## Extrait:
※

14      Le personnel de la DMPA a coordonné le transport du loup ainsi capturé vers la réserve naturelle d’ours Libearty de Zărnești (Roumanie), dans laquelle se trouve également un enclos destiné aux loups en provenance de zoos non conformes. Toutefois, pendant ce transport, ce loup a réussi à briser sa cage et s’est enfui dans la forêt environnante.

15      Le 9 mai 2017, l’Alianța pentru combaterea abuzurilor a déposé une plainte pénale contre TM, UN et la DMPA, ainsi que contre d’autres personnes travaillant pour cette dernière, pour infractions liées à la capture et au transport, dans de mauvaises conditions, d’un loup. Il ressort de cette plainte qu’aucune autorisation n’avait été sollicitée pour la capture et le transport dudit loup.

16      La Judecătoria Zărnești (tribunal de première instance de Zărnești, Roumanie) se demande dans quelle mesure la capture ou la mise à mort délibérée de spécimens sauvages de l’espèce canis lupus peuvent être effectuées en l’absence de la dérogation fondée sur l’article 16 de la directive « habitats », lorsque ces animaux sont aperçus à la périphérie de localités ou lorsqu’ils pénètrent sur le territoire d’une collectivité territoriale, ou si une dérogation est obligatoire en ce qui concerne tout spécimen sauvage non captif, indépendamment du fait de savoir si celui-ci a pénétré sur le territoire d’une telle collectivité.

17      Cette juridiction relève que le but principal de la directive « habitats », qui est « de favoriser le maintien de la biodiversité, tout en tenant compte des exigences économiques, sociales, culturelles et régionales, [en] contribu[ant] à l’objectif général, d’un développement durable », se justifie pleinement lorsque des animaux protégés quittent leur habitat naturel. Toutefois, une interprétation stricte des dispositions de cette directive pourrait conduire à ce qu’aucune obligation ne pèse sur l’État dès lors que ces animaux ont quitté leur habitat naturel, ce qui serait contraire au but poursuivi par cet acte normatif.

18      Ladite juridiction se réfère, en particulier, à la dérogation aux règles relatives à la protection des espèces menacées, prévue à l’article 16, paragraphe 1, sous c), de la directive « habitats », selon laquelle la notion de « sécurité publique » serait étroitement liée aux situations dans lesquelles des animaux appartenant aux espèces menacées se trouvent en dehors de leur habitat naturel.

19      Dans ces conditions, la Judecătoria Zărnești (tribunal de première instance de Zărnești) a décidé de surseoir à statuer et de poser à la Cour la question préjudicielle suivante :

« L’article 16 de la directive [“habitats”] doit-il être interprété en ce sens qu’il impose aux États membres de mettre en place des dérogations aux dispositions des articles 12, 13, 14 et de l’article 15, sous a) et b), également lorsque les animaux appartenant aux espèces menacées quittent leur habitat naturel et se trouvent soit à proximité immédiate de celui-ci soit complètement en dehors de celui-ci ? »

※

## Exercices à faire:
[1] Réécrivez le passage de l'extrait qui commence par « 17      Cette juridiction relève » et se termine par « cet acte normatif. », en mettant « lecture » à la place de « interprétation ».
[2] Traduisez en anglais cette phrase de l'extrait : « Toutefois, pendant ce transport, ce loup a réussi à briser sa cage et s’est enfui dans la forêt environnante. »
[3] Relevez tous les numéros d'articles de la directive « habitats » cités dans l'extrait.

## Données fournies:
※

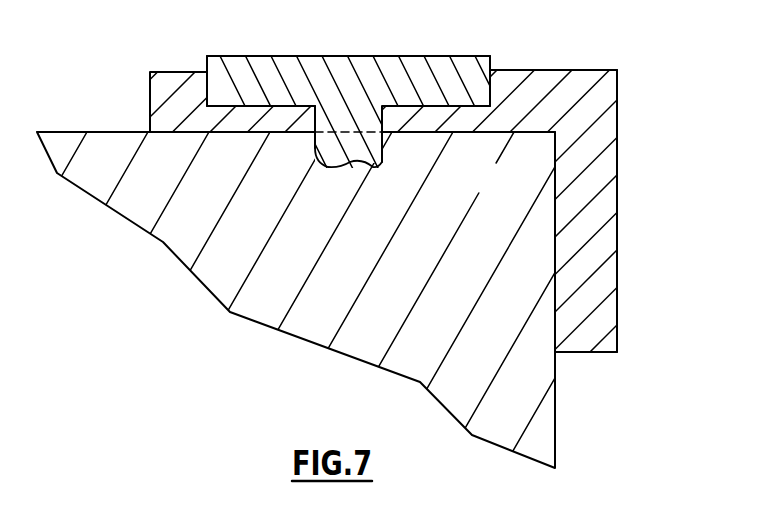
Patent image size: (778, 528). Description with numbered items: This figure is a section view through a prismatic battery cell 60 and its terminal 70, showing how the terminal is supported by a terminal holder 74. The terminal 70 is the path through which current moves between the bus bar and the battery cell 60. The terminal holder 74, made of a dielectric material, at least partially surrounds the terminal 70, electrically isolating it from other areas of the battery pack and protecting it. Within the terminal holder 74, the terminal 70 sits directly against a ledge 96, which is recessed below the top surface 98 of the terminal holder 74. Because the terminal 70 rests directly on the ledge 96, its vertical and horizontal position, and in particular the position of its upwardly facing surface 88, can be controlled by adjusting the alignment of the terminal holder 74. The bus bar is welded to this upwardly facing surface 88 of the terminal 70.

The battery cell 60 is at (513, 193).
The terminal 70 is at (415, 72).
The terminal holder 74 is at (616, 160).
The upwardly facing surface 88 is at (359, 55).
The ledge 96 is at (257, 115).
The top surface 98 is at (557, 70).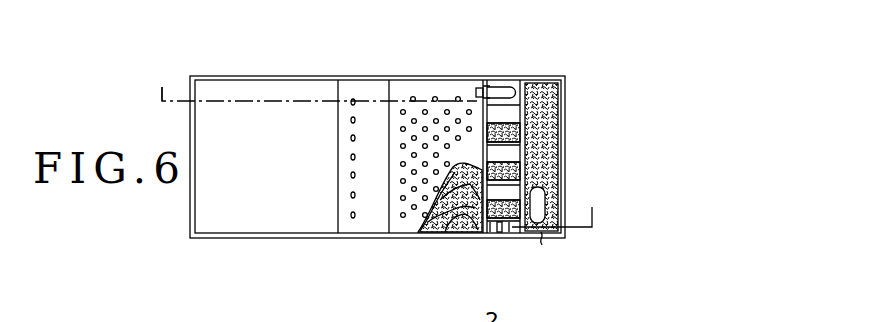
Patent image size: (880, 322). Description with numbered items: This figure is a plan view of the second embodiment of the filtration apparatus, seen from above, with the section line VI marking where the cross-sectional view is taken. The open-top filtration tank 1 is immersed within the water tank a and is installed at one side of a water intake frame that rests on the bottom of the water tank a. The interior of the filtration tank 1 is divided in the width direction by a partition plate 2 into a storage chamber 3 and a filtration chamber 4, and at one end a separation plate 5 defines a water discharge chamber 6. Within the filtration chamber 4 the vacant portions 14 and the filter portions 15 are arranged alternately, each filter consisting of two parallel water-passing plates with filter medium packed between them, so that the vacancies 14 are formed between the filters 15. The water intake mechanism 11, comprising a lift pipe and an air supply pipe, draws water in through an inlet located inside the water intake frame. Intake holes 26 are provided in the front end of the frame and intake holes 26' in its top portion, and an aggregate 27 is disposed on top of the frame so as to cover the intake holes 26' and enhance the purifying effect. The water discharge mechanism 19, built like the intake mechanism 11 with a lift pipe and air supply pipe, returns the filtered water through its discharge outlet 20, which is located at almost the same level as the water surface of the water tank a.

The filtration tank 1 is at (562, 100).
The partition plate 2 is at (553, 131).
The storage chamber 3 is at (545, 163).
The filtration chamber 4 is at (500, 228).
The separation plate 5 is at (517, 110).
The water discharge chamber 6 is at (495, 92).
The water intake mechanism 11 is at (543, 197).
The vacant portions 14 is at (513, 137).
The filter portions 15 is at (508, 222).
The water discharge mechanism 19 is at (497, 88).
The discharge outlet 20 is at (477, 91).
The intake holes 26 is at (343, 156).
The intake holes 26' is at (436, 129).
The aggregate 27 is at (446, 225).
The water tank a is at (340, 238).
The section line VI is at (378, 154).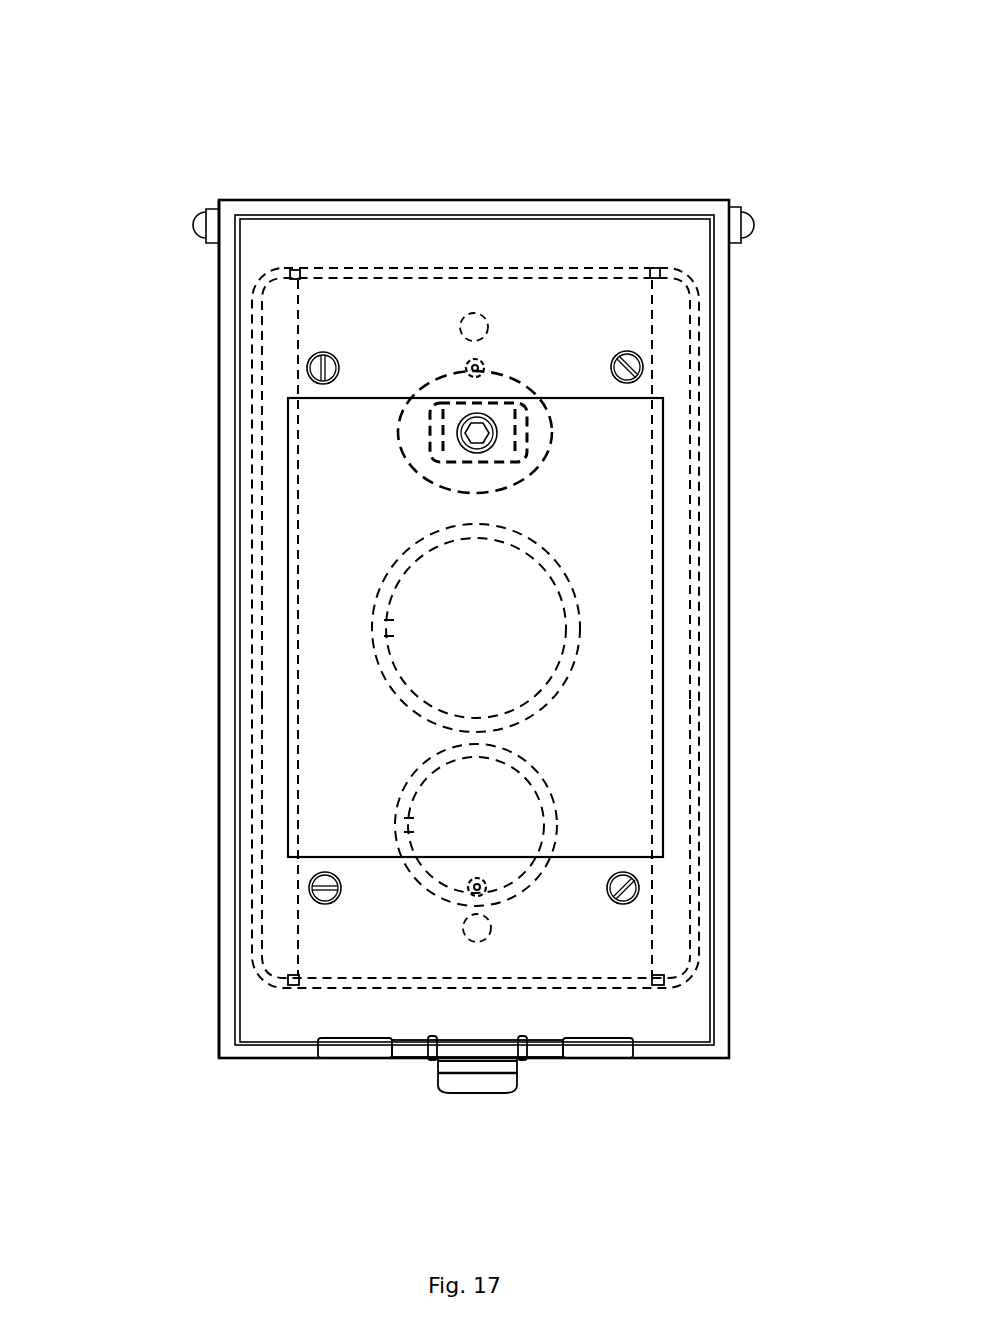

※

## Résultats par tâche:
[1]
17      Cette juridiction relève que le but principal de la directive « habitats », qui est « de favoriser le maintien de la biodiversité, tout en tenant compte des exigences économiques, sociales, culturelles et régionales, [en] contribu[ant] à l’objectif général, d’un développement durable », se justifie pleinement lorsque des animaux protégés quittent leur habitat naturel. Toutefois, une lecture stricte des dispositions de cette directive pourrait conduire à ce qu’aucune obligation ne pèse sur l’État dès lors que ces animaux ont quitté leur habitat naturel, ce qui serait contraire au but poursuivi par cet acte normatif.

[2] However, during this transport, the wolf managed to break its cage and escaped into the surrounding forest.

[3] 12, 13, 14, 15 et 16